— START OF Material for the task —

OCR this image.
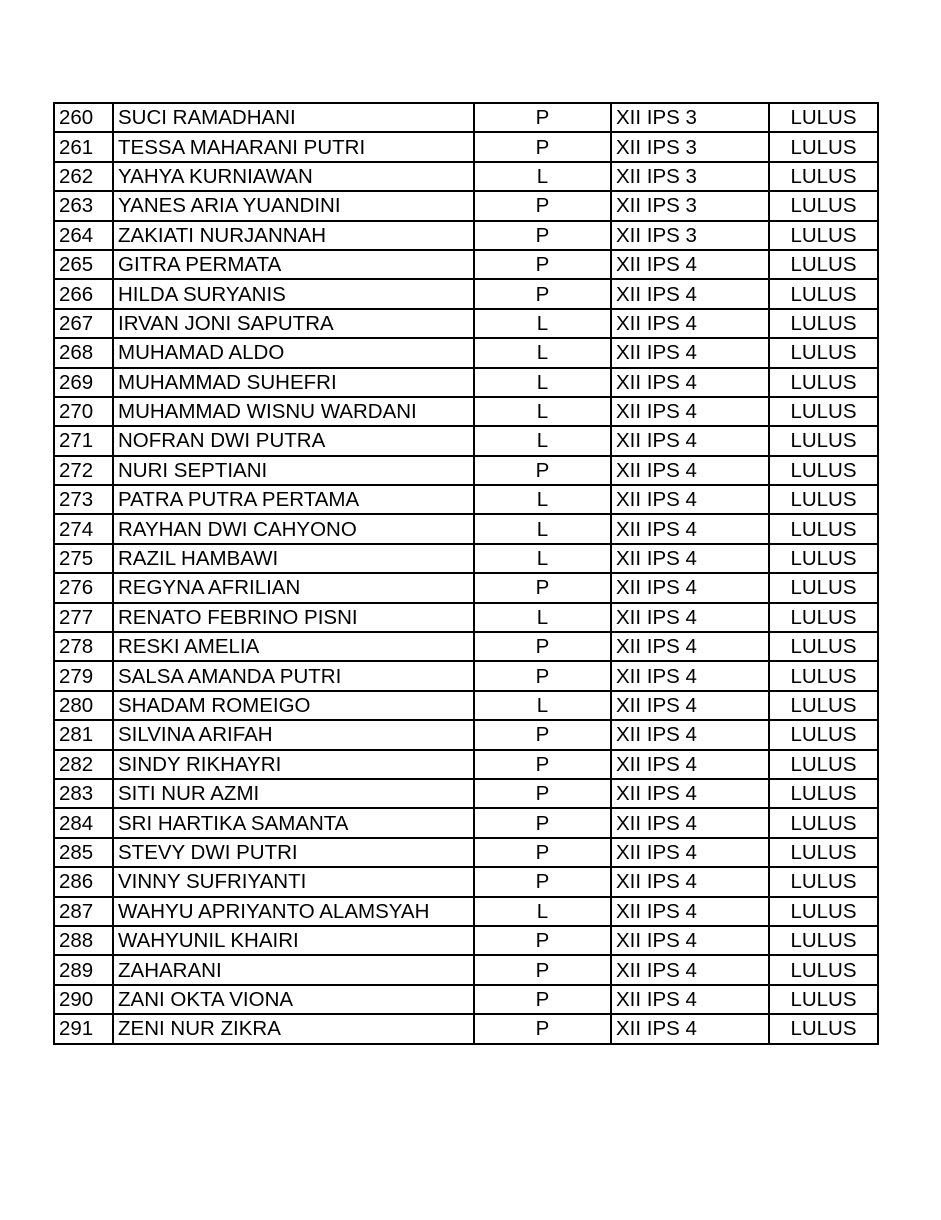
260	SUCI RAMADHANI	P	XII IPS 3	LULUS
261	TESSA MAHARANI PUTRI	P	XII IPS 3	LULUS
262	YAHYA KURNIAWAN	L	XII IPS 3	LULUS
263	YANES ARIA YUANDINI	P	XII IPS 3	LULUS
264	ZAKIATI NURJANNAH	P	XII IPS 3	LULUS
265	GITRA PERMATA	P	XII IPS 4	LULUS
266	HILDA SURYANIS	P	XII IPS 4	LULUS
267	IRVAN JONI SAPUTRA	L	XII IPS 4	LULUS
268	MUHAMAD ALDO	L	XII IPS 4	LULUS
269	MUHAMMAD SUHEFRI	L	XII IPS 4	LULUS
270	MUHAMMAD WISNU WARDANI	L	XII IPS 4	LULUS
271	NOFRAN DWI PUTRA	L	XII IPS 4	LULUS
272	NURI SEPTIANI	P	XII IPS 4	LULUS
273	PATRA PUTRA PERTAMA	L	XII IPS 4	LULUS
274	RAYHAN DWI CAHYONO	L	XII IPS 4	LULUS
275	RAZIL HAMBAWI	L	XII IPS 4	LULUS
276	REGYNA AFRILIAN	P	XII IPS 4	LULUS
277	RENATO FEBRINO PISNI	L	XII IPS 4	LULUS
278	RESKI AMELIA	P	XII IPS 4	LULUS
279	SALSA AMANDA PUTRI	P	XII IPS 4	LULUS
280	SHADAM ROMEIGO	L	XII IPS 4	LULUS
281	SILVINA ARIFAH	P	XII IPS 4	LULUS
282	SINDY RIKHAYRI	P	XII IPS 4	LULUS
283	SITI NUR AZMI	P	XII IPS 4	LULUS
284	SRI HARTIKA SAMANTA	P	XII IPS 4	LULUS
285	STEVY DWI PUTRI	P	XII IPS 4	LULUS
286	VINNY SUFRIYANTI	P	XII IPS 4	LULUS
287	WAHYU APRIYANTO ALAMSYAH	L	XII IPS 4	LULUS
288	WAHYUNIL KHAIRI	P	XII IPS 4	LULUS
289	ZAHARANI	P	XII IPS 4	LULUS
290	ZANI OKTA VIONA	P	XII IPS 4	LULUS
291	ZENI NUR ZIKRA	P	XII IPS 4	LULUS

— END OF Material for the task —

*Task details:* Copy every record above exactly as written, but leave out the pictures.

*Output below:*
OCR this image.
260	SUCI RAMADHANI	P	XII IPS 3	LULUS
261	TESSA MAHARANI PUTRI	P	XII IPS 3	LULUS
262	YAHYA KURNIAWAN	L	XII IPS 3	LULUS
263	YANES ARIA YUANDINI	P	XII IPS 3	LULUS
264	ZAKIATI NURJANNAH	P	XII IPS 3	LULUS
265	GITRA PERMATA	P	XII IPS 4	LULUS
266	HILDA SURYANIS	P	XII IPS 4	LULUS
267	IRVAN JONI SAPUTRA	L	XII IPS 4	LULUS
268	MUHAMAD ALDO	L	XII IPS 4	LULUS
269	MUHAMMAD SUHEFRI	L	XII IPS 4	LULUS
270	MUHAMMAD WISNU WARDANI	L	XII IPS 4	LULUS
271	NOFRAN DWI PUTRA	L	XII IPS 4	LULUS
272	NURI SEPTIANI	P	XII IPS 4	LULUS
273	PATRA PUTRA PERTAMA	L	XII IPS 4	LULUS
274	RAYHAN DWI CAHYONO	L	XII IPS 4	LULUS
275	RAZIL HAMBAWI	L	XII IPS 4	LULUS
276	REGYNA AFRILIAN	P	XII IPS 4	LULUS
277	RENATO FEBRINO PISNI	L	XII IPS 4	LULUS
278	RESKI AMELIA	P	XII IPS 4	LULUS
279	SALSA AMANDA PUTRI	P	XII IPS 4	LULUS
280	SHADAM ROMEIGO	L	XII IPS 4	LULUS
281	SILVINA ARIFAH	P	XII IPS 4	LULUS
282	SINDY RIKHAYRI	P	XII IPS 4	LULUS
283	SITI NUR AZMI	P	XII IPS 4	LULUS
284	SRI HARTIKA SAMANTA	P	XII IPS 4	LULUS
285	STEVY DWI PUTRI	P	XII IPS 4	LULUS
286	VINNY SUFRIYANTI	P	XII IPS 4	LULUS
287	WAHYU APRIYANTO ALAMSYAH	L	XII IPS 4	LULUS
288	WAHYUNIL KHAIRI	P	XII IPS 4	LULUS
289	ZAHARANI	P	XII IPS 4	LULUS
290	ZANI OKTA VIONA	P	XII IPS 4	LULUS
291	ZENI NUR ZIKRA	P	XII IPS 4	LULUS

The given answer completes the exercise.